**Exercise task**
Pick out each line containing the string "Unterstützung".

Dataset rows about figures
%%

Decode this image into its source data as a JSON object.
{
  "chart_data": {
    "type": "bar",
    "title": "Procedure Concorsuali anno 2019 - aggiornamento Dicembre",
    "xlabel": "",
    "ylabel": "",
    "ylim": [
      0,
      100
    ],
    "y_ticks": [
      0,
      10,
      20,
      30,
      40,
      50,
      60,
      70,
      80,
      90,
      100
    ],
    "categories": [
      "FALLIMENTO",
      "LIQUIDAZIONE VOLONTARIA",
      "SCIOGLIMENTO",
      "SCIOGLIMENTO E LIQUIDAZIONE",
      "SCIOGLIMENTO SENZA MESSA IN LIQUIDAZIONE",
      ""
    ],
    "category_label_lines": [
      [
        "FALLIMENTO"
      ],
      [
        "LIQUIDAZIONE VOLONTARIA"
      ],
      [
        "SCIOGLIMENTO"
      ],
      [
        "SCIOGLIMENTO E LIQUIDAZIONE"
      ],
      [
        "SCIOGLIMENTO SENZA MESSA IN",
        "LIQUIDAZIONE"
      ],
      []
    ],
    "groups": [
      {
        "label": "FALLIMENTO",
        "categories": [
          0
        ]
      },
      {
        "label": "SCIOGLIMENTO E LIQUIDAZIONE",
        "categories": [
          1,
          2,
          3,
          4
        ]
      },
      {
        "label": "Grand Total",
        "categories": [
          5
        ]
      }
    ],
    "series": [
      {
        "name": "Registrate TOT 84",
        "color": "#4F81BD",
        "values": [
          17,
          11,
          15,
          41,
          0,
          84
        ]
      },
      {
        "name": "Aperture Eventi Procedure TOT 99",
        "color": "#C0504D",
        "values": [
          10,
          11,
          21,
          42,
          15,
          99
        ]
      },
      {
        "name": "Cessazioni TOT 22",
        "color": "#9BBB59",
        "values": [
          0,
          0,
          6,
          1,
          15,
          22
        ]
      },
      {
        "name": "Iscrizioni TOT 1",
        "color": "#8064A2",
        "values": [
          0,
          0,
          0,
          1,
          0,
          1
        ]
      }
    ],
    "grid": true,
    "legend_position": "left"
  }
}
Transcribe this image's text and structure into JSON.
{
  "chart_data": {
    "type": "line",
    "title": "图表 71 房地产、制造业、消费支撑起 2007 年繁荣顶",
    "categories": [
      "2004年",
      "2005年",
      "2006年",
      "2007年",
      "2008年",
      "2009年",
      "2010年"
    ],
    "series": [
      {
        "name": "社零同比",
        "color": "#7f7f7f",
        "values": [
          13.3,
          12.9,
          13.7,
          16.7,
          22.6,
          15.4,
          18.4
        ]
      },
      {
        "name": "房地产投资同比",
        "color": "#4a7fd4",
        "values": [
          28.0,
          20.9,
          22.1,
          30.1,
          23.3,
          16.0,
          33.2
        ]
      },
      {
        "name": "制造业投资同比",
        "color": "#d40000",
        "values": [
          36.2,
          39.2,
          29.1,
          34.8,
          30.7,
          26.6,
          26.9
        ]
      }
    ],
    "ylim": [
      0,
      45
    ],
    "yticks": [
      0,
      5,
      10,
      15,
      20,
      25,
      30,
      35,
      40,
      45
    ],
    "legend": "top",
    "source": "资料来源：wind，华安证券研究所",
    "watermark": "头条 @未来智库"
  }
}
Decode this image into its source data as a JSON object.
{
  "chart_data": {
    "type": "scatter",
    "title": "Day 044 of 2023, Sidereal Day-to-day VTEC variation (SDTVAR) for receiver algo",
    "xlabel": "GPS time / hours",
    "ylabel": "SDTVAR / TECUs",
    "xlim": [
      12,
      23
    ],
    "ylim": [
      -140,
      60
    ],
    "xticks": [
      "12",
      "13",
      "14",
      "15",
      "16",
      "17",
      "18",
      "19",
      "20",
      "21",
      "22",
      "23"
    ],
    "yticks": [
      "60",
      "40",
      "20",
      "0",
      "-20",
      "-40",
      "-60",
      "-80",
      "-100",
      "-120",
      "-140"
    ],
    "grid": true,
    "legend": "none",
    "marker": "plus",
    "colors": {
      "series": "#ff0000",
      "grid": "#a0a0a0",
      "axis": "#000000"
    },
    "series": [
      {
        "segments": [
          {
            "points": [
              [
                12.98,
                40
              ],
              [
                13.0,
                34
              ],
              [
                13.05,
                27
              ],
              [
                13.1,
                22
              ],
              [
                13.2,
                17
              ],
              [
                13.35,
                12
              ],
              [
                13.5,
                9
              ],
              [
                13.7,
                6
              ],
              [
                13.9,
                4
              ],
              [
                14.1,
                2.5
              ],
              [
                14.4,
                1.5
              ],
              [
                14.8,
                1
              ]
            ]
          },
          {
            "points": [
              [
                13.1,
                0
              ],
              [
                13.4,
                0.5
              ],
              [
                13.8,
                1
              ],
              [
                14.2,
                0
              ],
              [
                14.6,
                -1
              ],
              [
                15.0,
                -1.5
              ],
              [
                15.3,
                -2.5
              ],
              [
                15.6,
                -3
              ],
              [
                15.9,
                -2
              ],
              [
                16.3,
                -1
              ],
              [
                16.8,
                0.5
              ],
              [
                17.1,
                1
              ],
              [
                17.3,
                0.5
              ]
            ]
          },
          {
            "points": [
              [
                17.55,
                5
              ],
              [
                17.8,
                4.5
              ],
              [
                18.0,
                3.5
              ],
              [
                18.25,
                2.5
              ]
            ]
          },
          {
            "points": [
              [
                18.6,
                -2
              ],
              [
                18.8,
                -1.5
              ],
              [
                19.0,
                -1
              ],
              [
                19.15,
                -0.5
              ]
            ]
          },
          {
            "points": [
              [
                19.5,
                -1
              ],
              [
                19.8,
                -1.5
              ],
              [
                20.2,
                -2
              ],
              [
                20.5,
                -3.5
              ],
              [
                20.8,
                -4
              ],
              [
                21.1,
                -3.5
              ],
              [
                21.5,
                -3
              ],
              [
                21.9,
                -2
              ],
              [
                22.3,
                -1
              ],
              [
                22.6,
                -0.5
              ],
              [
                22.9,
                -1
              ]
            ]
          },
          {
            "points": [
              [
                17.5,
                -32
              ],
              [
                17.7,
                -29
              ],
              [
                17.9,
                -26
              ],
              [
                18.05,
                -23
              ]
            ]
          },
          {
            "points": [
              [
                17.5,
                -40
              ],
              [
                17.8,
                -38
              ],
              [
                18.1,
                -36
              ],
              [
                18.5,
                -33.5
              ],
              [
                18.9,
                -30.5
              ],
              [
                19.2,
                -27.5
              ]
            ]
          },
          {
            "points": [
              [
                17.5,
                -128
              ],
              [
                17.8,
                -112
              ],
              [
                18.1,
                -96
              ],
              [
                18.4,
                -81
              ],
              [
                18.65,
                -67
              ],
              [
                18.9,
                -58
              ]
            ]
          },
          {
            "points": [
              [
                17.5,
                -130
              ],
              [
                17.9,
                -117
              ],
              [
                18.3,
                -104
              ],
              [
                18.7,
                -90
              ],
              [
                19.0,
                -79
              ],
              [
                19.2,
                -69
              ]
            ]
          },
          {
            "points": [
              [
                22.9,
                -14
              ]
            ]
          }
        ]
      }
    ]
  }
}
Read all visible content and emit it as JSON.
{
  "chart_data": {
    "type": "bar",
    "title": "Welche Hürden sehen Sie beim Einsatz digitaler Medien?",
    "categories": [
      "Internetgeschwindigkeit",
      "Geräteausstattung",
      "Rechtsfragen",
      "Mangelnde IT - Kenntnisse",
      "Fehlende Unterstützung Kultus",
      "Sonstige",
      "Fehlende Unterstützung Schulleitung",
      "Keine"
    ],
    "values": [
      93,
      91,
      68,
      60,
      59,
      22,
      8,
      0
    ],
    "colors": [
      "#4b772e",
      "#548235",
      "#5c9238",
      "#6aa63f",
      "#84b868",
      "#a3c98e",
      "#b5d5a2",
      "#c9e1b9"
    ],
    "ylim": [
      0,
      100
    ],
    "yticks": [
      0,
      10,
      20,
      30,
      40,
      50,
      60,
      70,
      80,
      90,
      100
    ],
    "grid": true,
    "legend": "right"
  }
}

%%

**Result of this task**
      "Fehlende Unterstützung Kultus",
      "Fehlende Unterstützung Schulleitung",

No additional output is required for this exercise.